--- start of RECORDS SHOWN ---
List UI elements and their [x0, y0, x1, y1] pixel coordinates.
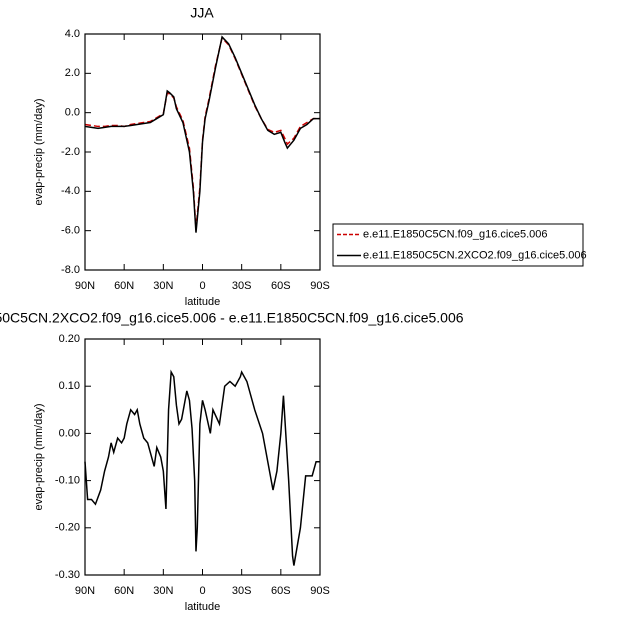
y-tick-label: -0.20 — [55, 522, 80, 534]
plot-frame — [84, 33, 321, 271]
legend-box — [332, 223, 584, 267]
y-tick-label: -6.0 — [61, 225, 80, 237]
x-tick-label: 90N — [75, 585, 95, 597]
y-tick-label: -8.0 — [61, 264, 80, 276]
y-axis-label: evap-precip (mm/day) — [33, 99, 45, 206]
x-tick-label: 60S — [271, 280, 291, 292]
y-tick-label: -0.10 — [55, 475, 80, 487]
y-tick-label: 0.00 — [59, 427, 80, 439]
legend-label: e.e11.E1850C5CN.2XCO2.f09_g16.cice5.006 — [363, 249, 587, 261]
y-axis-label: evap-precip (mm/day) — [33, 404, 45, 511]
x-tick-label: 60S — [271, 585, 291, 597]
x-axis-label: latitude — [185, 296, 220, 308]
x-tick-label: 0 — [199, 585, 205, 597]
x-tick-label: 0 — [199, 280, 205, 292]
x-tick-label: 30N — [153, 280, 173, 292]
x-tick-label: 30S — [232, 585, 252, 597]
x-tick-label: 90S — [310, 280, 330, 292]
y-tick-label: -2.0 — [61, 146, 80, 158]
data-line — [84, 36, 320, 229]
y-tick-label: 0.10 — [59, 380, 80, 392]
chart-title: JJA — [190, 5, 214, 21]
x-tick-label: 30N — [153, 585, 173, 597]
chart-title: 50C5CN.2XCO2.f09_g16.cice5.006 - e.e11.E… — [0, 310, 464, 326]
x-tick-label: 90S — [310, 585, 330, 597]
x-tick-label: 30S — [232, 280, 252, 292]
x-tick-label: 60N — [114, 280, 134, 292]
x-tick-label: 90N — [75, 280, 95, 292]
y-tick-label: -4.0 — [61, 185, 80, 197]
y-tick-label: -0.30 — [55, 569, 80, 581]
plot-frame — [84, 338, 321, 576]
data-line — [84, 35, 320, 233]
legend-label: e.e11.E1850C5CN.f09_g16.cice5.006 — [363, 228, 548, 240]
y-tick-label: 4.0 — [65, 28, 80, 40]
y-tick-label: 0.0 — [65, 107, 80, 119]
y-tick-label: 0.20 — [59, 333, 80, 345]
x-axis-label: latitude — [185, 601, 220, 613]
y-tick-label: 2.0 — [65, 67, 80, 79]
data-line — [84, 369, 320, 566]
x-tick-label: 60N — [114, 585, 134, 597]
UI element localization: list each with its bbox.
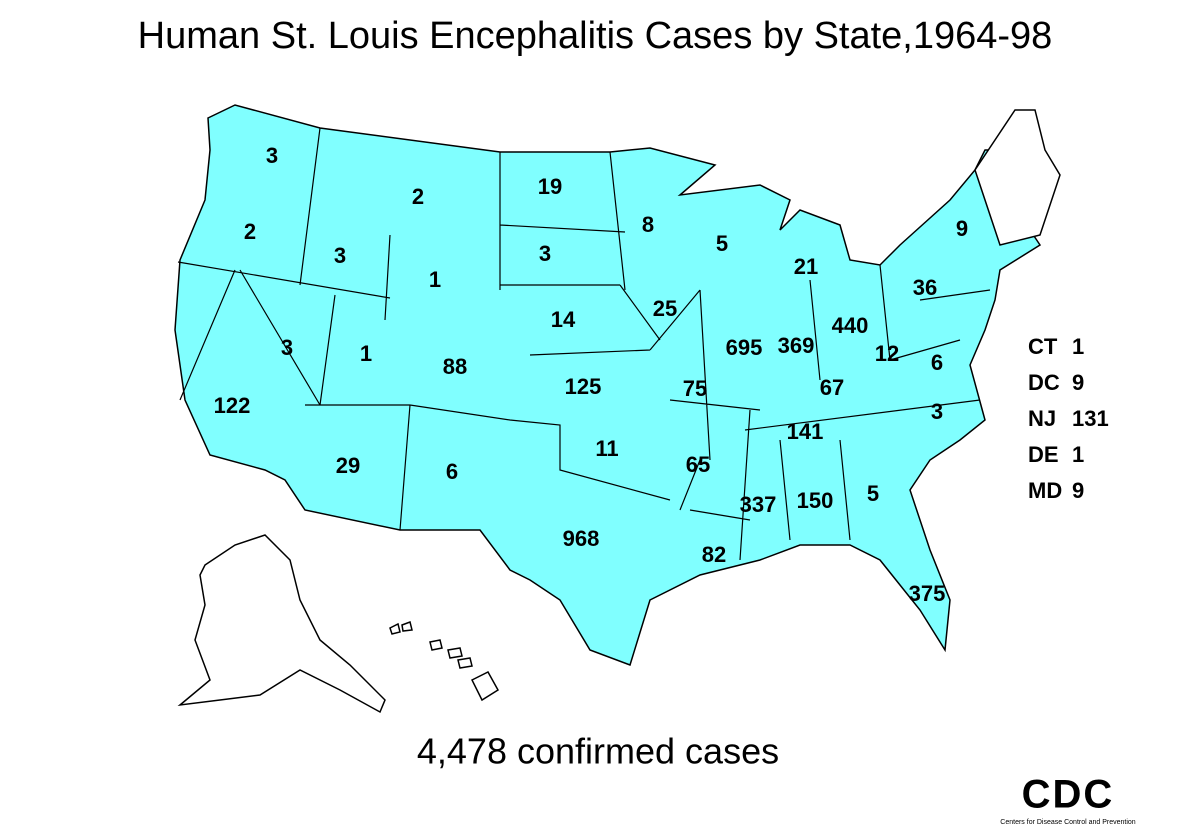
state-case-count: 19 [538, 174, 562, 199]
legend-state: MD [1028, 478, 1062, 503]
state-case-count: 88 [443, 354, 467, 379]
legend-cases: 9 [1072, 478, 1084, 503]
title: Human St. Louis Encephalitis Cases by St… [138, 15, 1053, 57]
hawaii [389, 621, 500, 702]
footer: 4,478 confirmed cases [417, 731, 779, 772]
state-borders [177, 127, 991, 561]
state-case-count: 369 [778, 333, 815, 358]
legend-cases: 131 [1072, 406, 1109, 431]
legend-state: NJ [1028, 406, 1056, 431]
state-case-count: 3 [539, 241, 551, 266]
state-case-count: 67 [820, 375, 844, 400]
state-case-count: 141 [787, 419, 824, 444]
state-case-count: 12 [875, 341, 899, 366]
state-case-count: 9 [956, 216, 968, 241]
state-case-count: 21 [794, 254, 818, 279]
state-case-count: 6 [446, 459, 458, 484]
state-case-count: 75 [683, 376, 707, 401]
state-case-count: 337 [740, 492, 777, 517]
state-case-count: 82 [702, 542, 726, 567]
legend-state: DC [1028, 370, 1060, 395]
legend-cases: 1 [1072, 334, 1084, 359]
alaska [177, 534, 386, 714]
state-case-count: 440 [832, 313, 869, 338]
state-case-count: 3 [931, 399, 943, 424]
state-case-count: 1 [429, 267, 441, 292]
state-case-count: 36 [913, 275, 937, 300]
state-case-count: 25 [653, 296, 677, 321]
side-legend: CT 1 DC 9 NJ 131 DE 1 MD 9 [1028, 334, 1109, 503]
state-case-count: 695 [726, 335, 763, 360]
state-case-count: 122 [214, 393, 251, 418]
state-case-count: 968 [563, 526, 600, 551]
state-case-count: 150 [797, 488, 834, 513]
state-case-count: 2 [412, 184, 424, 209]
state-case-count: 125 [565, 374, 602, 399]
state-case-count: 8 [642, 212, 654, 237]
state-case-count: 1 [360, 341, 372, 366]
new-england [974, 109, 1061, 246]
legend-state: CT [1028, 334, 1058, 359]
state-case-count: 29 [336, 453, 360, 478]
logo-subtext: Centers for Disease Control and Preventi… [1000, 819, 1136, 826]
state-case-count: 5 [716, 231, 728, 256]
state-case-count: 3 [266, 143, 278, 168]
state-case-count: 375 [909, 581, 946, 606]
state-case-count: 6 [931, 350, 943, 375]
logo: CDC [1022, 773, 1115, 817]
legend-state: DE [1028, 442, 1059, 467]
state-case-count: 11 [595, 436, 618, 461]
legend-cases: 1 [1072, 442, 1084, 467]
state-case-count: 5 [867, 481, 879, 506]
legend-cases: 9 [1072, 370, 1084, 395]
state-case-count: 3 [281, 335, 293, 360]
state-case-count: 2 [244, 219, 256, 244]
state-case-count: 3 [334, 243, 346, 268]
state-case-count: 65 [686, 452, 710, 477]
contiguous-us [174, 104, 1042, 666]
state-case-count: 14 [551, 307, 576, 332]
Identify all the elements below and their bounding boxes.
--- end of RECORDS SHOWN ---
Format every line of the rows above as a numbered list, omitting blank lines. Leave the pictures out of your answer.

1. List UI elements and their [x0, y0, x1, y1] pixel coordinates.
2. y-tick-label: -0.20 — [55, 522, 80, 534]
3. plot-frame — [84, 33, 321, 271]
4. legend-box — [332, 223, 584, 267]
5. y-tick-label: -6.0 — [61, 225, 80, 237]
6. x-tick-label: 90N — [75, 585, 95, 597]
7. y-tick-label: -8.0 — [61, 264, 80, 276]
8. y-axis-label: evap-precip (mm/day) — [33, 99, 45, 206]
9. x-tick-label: 60S — [271, 280, 291, 292]
10. y-tick-label: -0.10 — [55, 475, 80, 487]
11. y-tick-label: 0.00 — [59, 427, 80, 439]
12. legend-label: e.e11.E1850C5CN.2XCO2.f09_g16.cice5.006 — [363, 249, 587, 261]
13. y-axis-label: evap-precip (mm/day) — [33, 404, 45, 511]
14. x-tick-label: 60S — [271, 585, 291, 597]
15. x-axis-label: latitude — [185, 296, 220, 308]
16. x-tick-label: 0 — [199, 585, 205, 597]
17. x-tick-label: 0 — [199, 280, 205, 292]
18. x-tick-label: 30N — [153, 280, 173, 292]
19. x-tick-label: 30S — [232, 585, 252, 597]
20. x-tick-label: 90S — [310, 280, 330, 292]
21. y-tick-label: -2.0 — [61, 146, 80, 158]
22. data-line — [84, 36, 320, 229]
23. y-tick-label: 0.10 — [59, 380, 80, 392]
24. chart-title: JJA — [190, 5, 214, 21]
25. x-tick-label: 30N — [153, 585, 173, 597]
26. chart-title: 50C5CN.2XCO2.f09_g16.cice5.006 - e.e11.E… — [0, 310, 464, 326]
27. x-tick-label: 90S — [310, 585, 330, 597]
28. x-tick-label: 30S — [232, 280, 252, 292]
29. x-tick-label: 60N — [114, 280, 134, 292]
30. x-tick-label: 90N — [75, 280, 95, 292]
31. y-tick-label: -4.0 — [61, 185, 80, 197]
32. y-tick-label: -0.30 — [55, 569, 80, 581]
33. plot-frame — [84, 338, 321, 576]
34. data-line — [84, 35, 320, 233]
35. legend-label: e.e11.E1850C5CN.f09_g16.cice5.006 — [363, 228, 548, 240]
36. y-tick-label: 4.0 — [65, 28, 80, 40]
37. y-tick-label: 0.0 — [65, 107, 80, 119]
38. y-tick-label: 0.20 — [59, 333, 80, 345]
39. x-axis-label: latitude — [185, 601, 220, 613]
40. y-tick-label: 2.0 — [65, 67, 80, 79]
41. data-line — [84, 369, 320, 566]
42. x-tick-label: 60N — [114, 585, 134, 597]
43. UI element localization: list each with its bbox.
44. state-case-count: 19 [538, 174, 562, 199]
45. legend-state: MD [1028, 478, 1062, 503]
46. state-case-count: 88 [443, 354, 467, 379]
47. legend-cases: 9 [1072, 478, 1084, 503]
48. title: Human St. Louis Encephalitis Cases by St… [138, 15, 1053, 57]
49. hawaii [389, 621, 500, 702]
50. footer: 4,478 confirmed cases [417, 731, 779, 772]
51. state-borders [177, 127, 991, 561]
52. state-case-count: 369 [778, 333, 815, 358]
53. legend-cases: 131 [1072, 406, 1109, 431]
54. legend-state: NJ [1028, 406, 1056, 431]
55. state-case-count: 3 [539, 241, 551, 266]
56. state-case-count: 67 [820, 375, 844, 400]
57. state-case-count: 141 [787, 419, 824, 444]
58. state-case-count: 12 [875, 341, 899, 366]
59. state-case-count: 9 [956, 216, 968, 241]
60. state-case-count: 21 [794, 254, 818, 279]
61. state-case-count: 6 [446, 459, 458, 484]
62. state-case-count: 75 [683, 376, 707, 401]
63. state-case-count: 337 [740, 492, 777, 517]
64. state-case-count: 82 [702, 542, 726, 567]
65. legend-state: DC [1028, 370, 1060, 395]
66. legend-cases: 1 [1072, 334, 1084, 359]
67. alaska [177, 534, 386, 714]
68. state-case-count: 440 [832, 313, 869, 338]
69. state-case-count: 3 [931, 399, 943, 424]
70. state-case-count: 1 [429, 267, 441, 292]
71. state-case-count: 36 [913, 275, 937, 300]
72. state-case-count: 25 [653, 296, 677, 321]
73. side-legend: CT 1 DC 9 NJ 131 DE 1 MD 9 [1028, 334, 1109, 503]
74. state-case-count: 695 [726, 335, 763, 360]
75. state-case-count: 122 [214, 393, 251, 418]
76. state-case-count: 968 [563, 526, 600, 551]
77. state-case-count: 150 [797, 488, 834, 513]
78. state-case-count: 2 [412, 184, 424, 209]
79. state-case-count: 125 [565, 374, 602, 399]
80. state-case-count: 8 [642, 212, 654, 237]
81. state-case-count: 1 [360, 341, 372, 366]
82. new-england [974, 109, 1061, 246]
83. legend-state: CT [1028, 334, 1058, 359]
84. state-case-count: 29 [336, 453, 360, 478]
85. logo-subtext: Centers for Disease Control and Preventi… [1000, 819, 1136, 826]
86. state-case-count: 5 [716, 231, 728, 256]
87. state-case-count: 3 [266, 143, 278, 168]
88. state-case-count: 375 [909, 581, 946, 606]
89. state-case-count: 6 [931, 350, 943, 375]
90. logo: CDC [1022, 773, 1115, 817]
91. legend-state: DE [1028, 442, 1059, 467]
92. state-case-count: 11 [595, 436, 618, 461]
93. legend-cases: 1 [1072, 442, 1084, 467]
94. state-case-count: 5 [867, 481, 879, 506]
95. legend-cases: 9 [1072, 370, 1084, 395]
96. state-case-count: 3 [281, 335, 293, 360]
97. state-case-count: 2 [244, 219, 256, 244]
98. state-case-count: 3 [334, 243, 346, 268]
99. state-case-count: 65 [686, 452, 710, 477]
100. contiguous-us [174, 104, 1042, 666]
101. state-case-count: 14 [551, 307, 576, 332]
102. Identify all the elements below and their bounding boxes.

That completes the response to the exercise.